## RECORDS SHOWN
*****

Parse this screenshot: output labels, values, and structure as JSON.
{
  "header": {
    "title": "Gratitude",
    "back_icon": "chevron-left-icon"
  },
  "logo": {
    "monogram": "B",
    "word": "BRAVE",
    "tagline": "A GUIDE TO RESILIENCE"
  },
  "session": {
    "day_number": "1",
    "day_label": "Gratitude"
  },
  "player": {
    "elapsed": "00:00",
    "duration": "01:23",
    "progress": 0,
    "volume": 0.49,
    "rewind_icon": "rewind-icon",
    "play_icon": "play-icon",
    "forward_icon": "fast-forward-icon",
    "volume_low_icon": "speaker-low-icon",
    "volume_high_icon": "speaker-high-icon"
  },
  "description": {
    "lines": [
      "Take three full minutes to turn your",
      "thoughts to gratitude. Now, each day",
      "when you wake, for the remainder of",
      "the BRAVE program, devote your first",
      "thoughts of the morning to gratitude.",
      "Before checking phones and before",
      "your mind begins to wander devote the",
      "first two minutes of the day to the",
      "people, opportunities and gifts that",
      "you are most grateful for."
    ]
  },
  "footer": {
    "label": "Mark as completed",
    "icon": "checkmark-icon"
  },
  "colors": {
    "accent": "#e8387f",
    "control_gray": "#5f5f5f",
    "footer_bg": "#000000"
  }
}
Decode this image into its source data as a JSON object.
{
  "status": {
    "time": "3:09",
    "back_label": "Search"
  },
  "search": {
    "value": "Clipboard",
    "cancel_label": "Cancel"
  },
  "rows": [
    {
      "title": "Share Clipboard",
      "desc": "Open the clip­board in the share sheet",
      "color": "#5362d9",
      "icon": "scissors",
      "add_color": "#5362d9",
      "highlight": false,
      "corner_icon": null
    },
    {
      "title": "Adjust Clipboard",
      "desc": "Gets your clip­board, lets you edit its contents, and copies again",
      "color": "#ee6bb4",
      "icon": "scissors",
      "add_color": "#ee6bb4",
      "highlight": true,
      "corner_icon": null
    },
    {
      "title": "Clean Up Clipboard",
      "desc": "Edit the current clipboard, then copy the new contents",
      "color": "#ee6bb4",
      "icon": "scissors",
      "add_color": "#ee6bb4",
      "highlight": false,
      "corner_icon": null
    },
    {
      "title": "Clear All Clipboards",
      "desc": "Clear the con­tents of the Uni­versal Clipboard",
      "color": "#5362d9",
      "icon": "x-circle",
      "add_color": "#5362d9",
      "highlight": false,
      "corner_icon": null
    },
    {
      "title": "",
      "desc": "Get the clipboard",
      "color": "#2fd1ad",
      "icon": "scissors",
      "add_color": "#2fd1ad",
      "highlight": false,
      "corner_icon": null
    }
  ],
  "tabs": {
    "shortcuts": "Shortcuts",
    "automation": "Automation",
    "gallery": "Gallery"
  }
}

*****

## SET EXERCISE
Restate the whole listing exactly, leaving out nothing.

## ANSWER TO THIS PROBLEM
Parse this screenshot: output labels, values, and structure as JSON.
{
  "header": {
    "title": "Gratitude",
    "back_icon": "chevron-left-icon"
  },
  "logo": {
    "monogram": "B",
    "word": "BRAVE",
    "tagline": "A GUIDE TO RESILIENCE"
  },
  "session": {
    "day_number": "1",
    "day_label": "Gratitude"
  },
  "player": {
    "elapsed": "00:00",
    "duration": "01:23",
    "progress": 0,
    "volume": 0.49,
    "rewind_icon": "rewind-icon",
    "play_icon": "play-icon",
    "forward_icon": "fast-forward-icon",
    "volume_low_icon": "speaker-low-icon",
    "volume_high_icon": "speaker-high-icon"
  },
  "description": {
    "lines": [
      "Take three full minutes to turn your",
      "thoughts to gratitude. Now, each day",
      "when you wake, for the remainder of",
      "the BRAVE program, devote your first",
      "thoughts of the morning to gratitude.",
      "Before checking phones and before",
      "your mind begins to wander devote the",
      "first two minutes of the day to the",
      "people, opportunities and gifts that",
      "you are most grateful for."
    ]
  },
  "footer": {
    "label": "Mark as completed",
    "icon": "checkmark-icon"
  },
  "colors": {
    "accent": "#e8387f",
    "control_gray": "#5f5f5f",
    "footer_bg": "#000000"
  }
}
Decode this image into its source data as a JSON object.
{
  "status": {
    "time": "3:09",
    "back_label": "Search"
  },
  "search": {
    "value": "Clipboard",
    "cancel_label": "Cancel"
  },
  "rows": [
    {
      "title": "Share Clipboard",
      "desc": "Open the clip­board in the share sheet",
      "color": "#5362d9",
      "icon": "scissors",
      "add_color": "#5362d9",
      "highlight": false,
      "corner_icon": null
    },
    {
      "title": "Adjust Clipboard",
      "desc": "Gets your clip­board, lets you edit its contents, and copies again",
      "color": "#ee6bb4",
      "icon": "scissors",
      "add_color": "#ee6bb4",
      "highlight": true,
      "corner_icon": null
    },
    {
      "title": "Clean Up Clipboard",
      "desc": "Edit the current clipboard, then copy the new contents",
      "color": "#ee6bb4",
      "icon": "scissors",
      "add_color": "#ee6bb4",
      "highlight": false,
      "corner_icon": null
    },
    {
      "title": "Clear All Clipboards",
      "desc": "Clear the con­tents of the Uni­versal Clipboard",
      "color": "#5362d9",
      "icon": "x-circle",
      "add_color": "#5362d9",
      "highlight": false,
      "corner_icon": null
    },
    {
      "title": "",
      "desc": "Get the clipboard",
      "color": "#2fd1ad",
      "icon": "scissors",
      "add_color": "#2fd1ad",
      "highlight": false,
      "corner_icon": null
    }
  ],
  "tabs": {
    "shortcuts": "Shortcuts",
    "automation": "Automation",
    "gallery": "Gallery"
  }
}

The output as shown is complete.